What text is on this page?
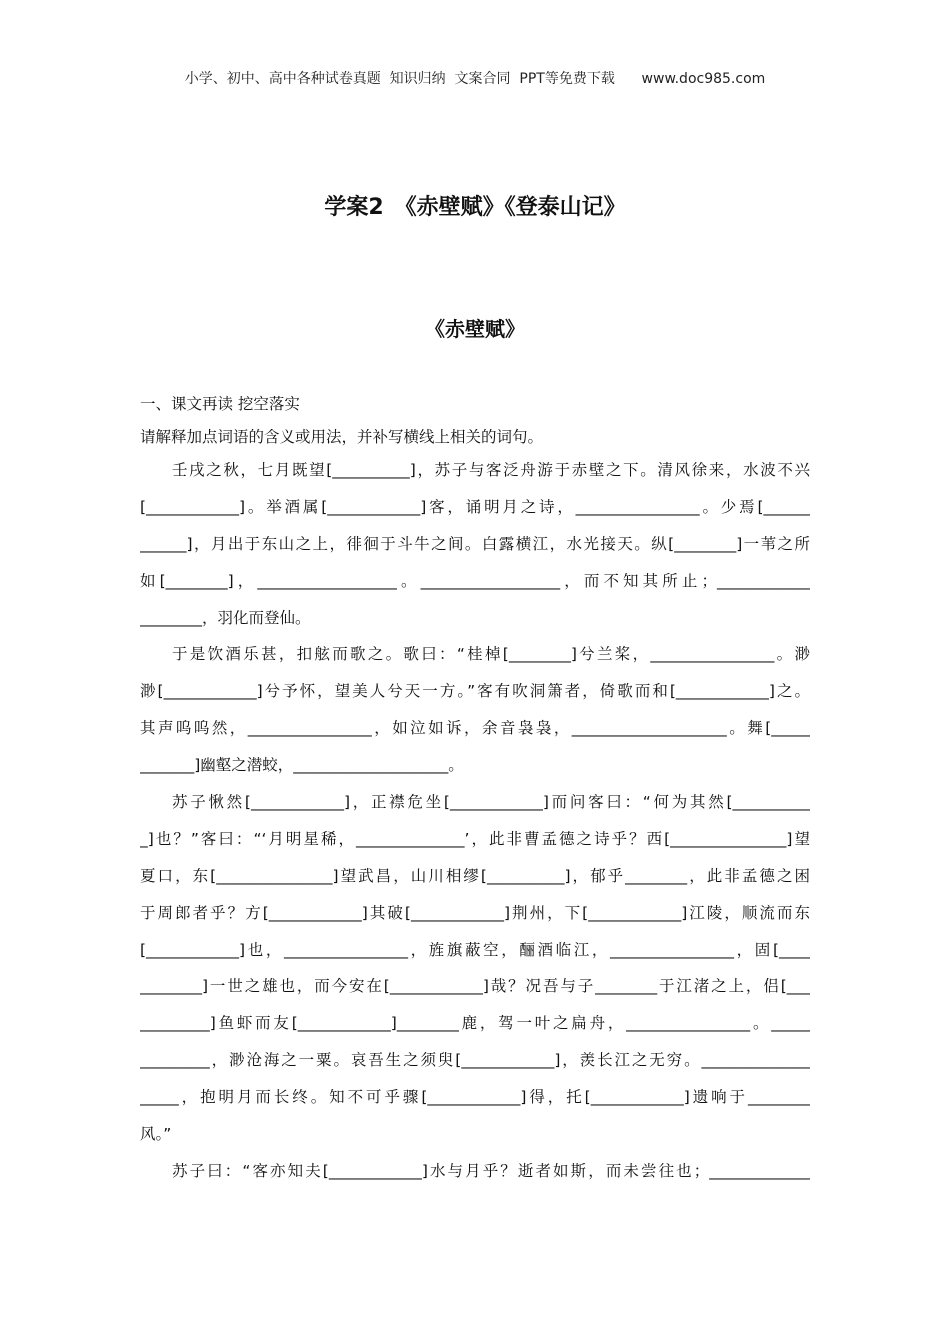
小学、初中、高中各种试卷真题  知识归纳  文案合同  PPT等免费下载      www.doc985.com
学案2　《赤壁赋》《登泰山记》
《赤壁赋》
一、课文再读 挖空落实
请解释加点词语的含义或用法，并补写横线上相关的词句。
壬戌之秋，七月既望[__________]，苏子与客泛舟游于赤壁之下。清风徐来，水波不兴
[____________]。举酒属[____________]客，诵明月之诗，________________。少焉[______
______]，月出于东山之上，徘徊于斗牛之间。白露横江，水光接天。纵[________]一苇之所
如[________]，__________________。__________________，而不知其所止；____________
________，羽化而登仙。
于是饮酒乐甚，扣舷而歌之。歌曰：“桂棹[________]兮兰桨，________________。渺
渺[____________]兮予怀，望美人兮天一方。”客有吹洞箫者，倚歌而和[____________]之。
其声呜呜然，________________，如泣如诉，余音袅袅，____________________。舞[_____
_______]幽壑之潜蛟，____________________。
苏子愀然[____________]，正襟危坐[____________]而问客曰：“何为其然[__________
_]也？”客曰：“‘月明星稀，______________’，此非曹孟德之诗乎？西[_______________]望
夏口，东[_______________]望武昌，山川相缪[__________]，郁乎________，此非孟德之困
于周郎者乎？方[____________]其破[____________]荆州，下[____________]江陵，顺流而东
[____________]也，________________，旌旗蔽空，酾酒临江，________________，固[____
________]一世之雄也，而今安在[____________]哉？况吾与子________于江渚之上，侣[___
_________]鱼虾而友[____________]________鹿，驾一叶之扁舟，________________。_____
_________，渺沧海之一粟。哀吾生之须臾[____________]，羡长江之无穷。______________
_____，抱明月而长终。知不可乎骤[____________]得，托[____________]遗响于________
风。”
苏子曰：“客亦知夫[____________]水与月乎？逝者如斯，而未尝往也；_____________
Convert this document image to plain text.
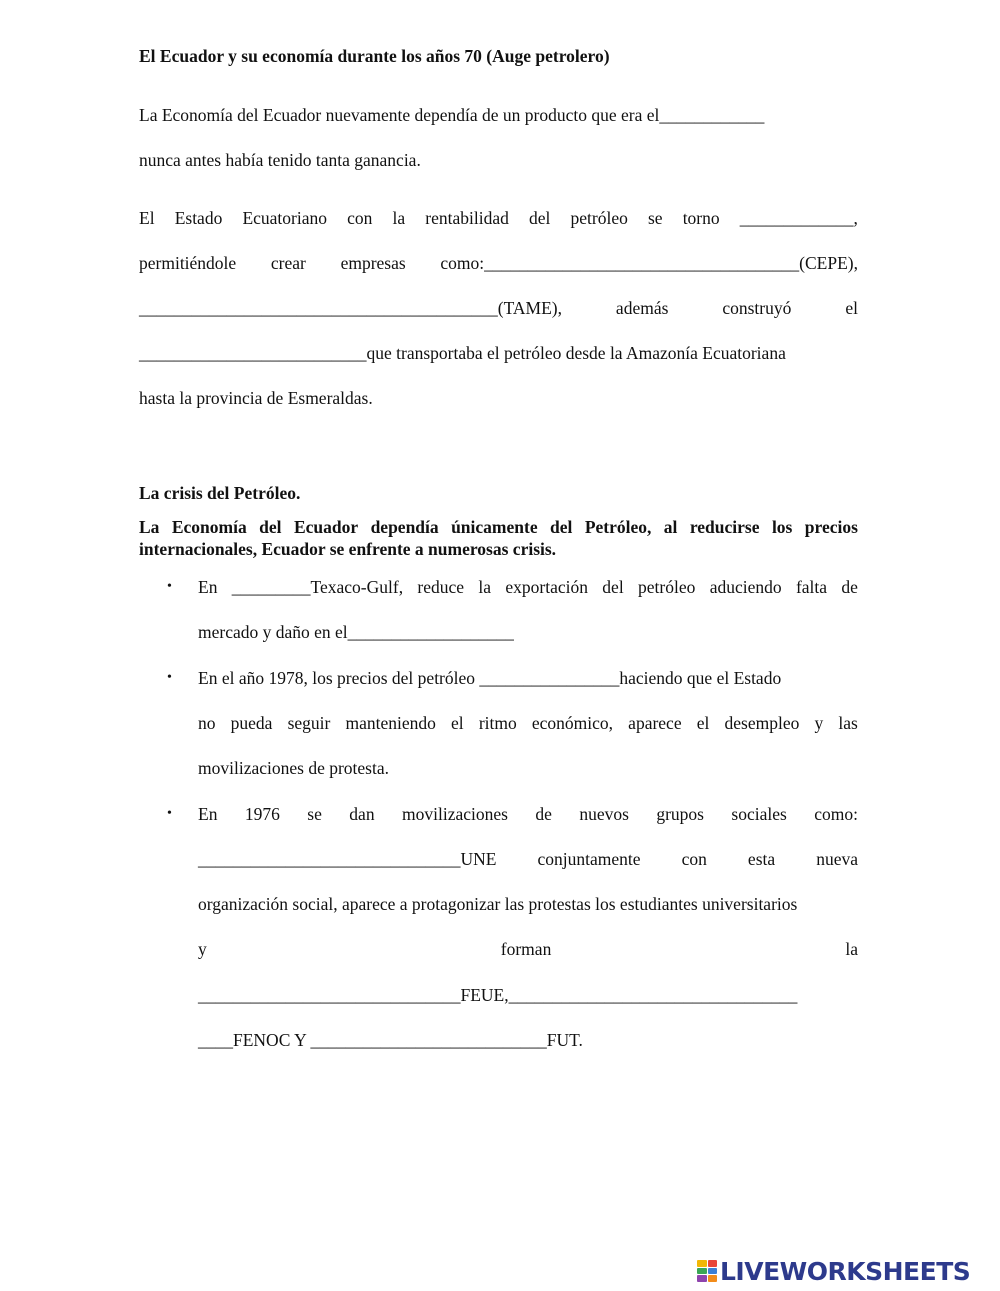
El Ecuador y su economía durante los años 70 (Auge petrolero)
La Economía del Ecuador nuevamente dependía de un producto que era el____________
nunca antes había tenido tanta ganancia.
El Estado Ecuatoriano con la rentabilidad del petróleo se torno _____________,
permitiéndole crear empresas como:____________________________________(CEPE),
_________________________________________(TAME),	además	construyó	el
__________________________que transportaba el petróleo desde la Amazonía Ecuatoriana
hasta la provincia de Esmeraldas.
La crisis del Petróleo.
La Economía del Ecuador dependía únicamente del Petróleo, al reducirse los precios
internacionales, Ecuador se enfrente a numerosas crisis.
• En _________Texaco-Gulf, reduce la exportación del petróleo aduciendo falta de
mercado y daño en el___________________
• En el año 1978, los precios del petróleo ________________haciendo que el Estado
no pueda seguir manteniendo el ritmo económico, aparece el desempleo y las
movilizaciones de protesta.
• En 1976 se dan movilizaciones de nuevos grupos sociales como:
______________________________UNE conjuntamente con esta nueva
organización social, aparece a protagonizar las protestas los estudiantes universitarios
y	forman	la
______________________________FEUE,_________________________________
____FENOC Y ___________________________FUT.
LIVEWORKSHEETS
-=-=-
GOAL>
Quote all the lines above exactly as given. Do not include the pictures.

PROBLEM SOLUTION>
What text is on this page?
小学、初中、高中各种试卷真题  知识归纳  文案合同  PPT等免费下载      www.doc985.com
学案2　《赤壁赋》《登泰山记》
《赤壁赋》
一、课文再读 挖空落实
请解释加点词语的含义或用法，并补写横线上相关的词句。
壬戌之秋，七月既望[__________]，苏子与客泛舟游于赤壁之下。清风徐来，水波不兴
[____________]。举酒属[____________]客，诵明月之诗，________________。少焉[______
______]，月出于东山之上，徘徊于斗牛之间。白露横江，水光接天。纵[________]一苇之所
如[________]，__________________。__________________，而不知其所止；____________
________，羽化而登仙。
于是饮酒乐甚，扣舷而歌之。歌曰：“桂棹[________]兮兰桨，________________。渺
渺[____________]兮予怀，望美人兮天一方。”客有吹洞箫者，倚歌而和[____________]之。
其声呜呜然，________________，如泣如诉，余音袅袅，____________________。舞[_____
_______]幽壑之潜蛟，____________________。
苏子愀然[____________]，正襟危坐[____________]而问客曰：“何为其然[__________
_]也？”客曰：“‘月明星稀，______________’，此非曹孟德之诗乎？西[_______________]望
夏口，东[_______________]望武昌，山川相缪[__________]，郁乎________，此非孟德之困
于周郎者乎？方[____________]其破[____________]荆州，下[____________]江陵，顺流而东
[____________]也，________________，旌旗蔽空，酾酒临江，________________，固[____
________]一世之雄也，而今安在[____________]哉？况吾与子________于江渚之上，侣[___
_________]鱼虾而友[____________]________鹿，驾一叶之扁舟，________________。_____
_________，渺沧海之一粟。哀吾生之须臾[____________]，羡长江之无穷。______________
_____，抱明月而长终。知不可乎骤[____________]得，托[____________]遗响于________
风。”
苏子曰：“客亦知夫[____________]水与月乎？逝者如斯，而未尝往也；_____________
Convert this document image to plain text.
El Ecuador y su economía durante los años 70 (Auge petrolero)
La Economía del Ecuador nuevamente dependía de un producto que era el____________
nunca antes había tenido tanta ganancia.
El Estado Ecuatoriano con la rentabilidad del petróleo se torno _____________,
permitiéndole crear empresas como:____________________________________(CEPE),
_________________________________________(TAME),	además	construyó	el
__________________________que transportaba el petróleo desde la Amazonía Ecuatoriana
hasta la provincia de Esmeraldas.
La crisis del Petróleo.
La Economía del Ecuador dependía únicamente del Petróleo, al reducirse los precios
internacionales, Ecuador se enfrente a numerosas crisis.
• En _________Texaco-Gulf, reduce la exportación del petróleo aduciendo falta de
mercado y daño en el___________________
• En el año 1978, los precios del petróleo ________________haciendo que el Estado
no pueda seguir manteniendo el ritmo económico, aparece el desempleo y las
movilizaciones de protesta.
• En 1976 se dan movilizaciones de nuevos grupos sociales como:
______________________________UNE conjuntamente con esta nueva
organización social, aparece a protagonizar las protestas los estudiantes universitarios
y	forman	la
______________________________FEUE,_________________________________
____FENOC Y ___________________________FUT.
LIVEWORKSHEETS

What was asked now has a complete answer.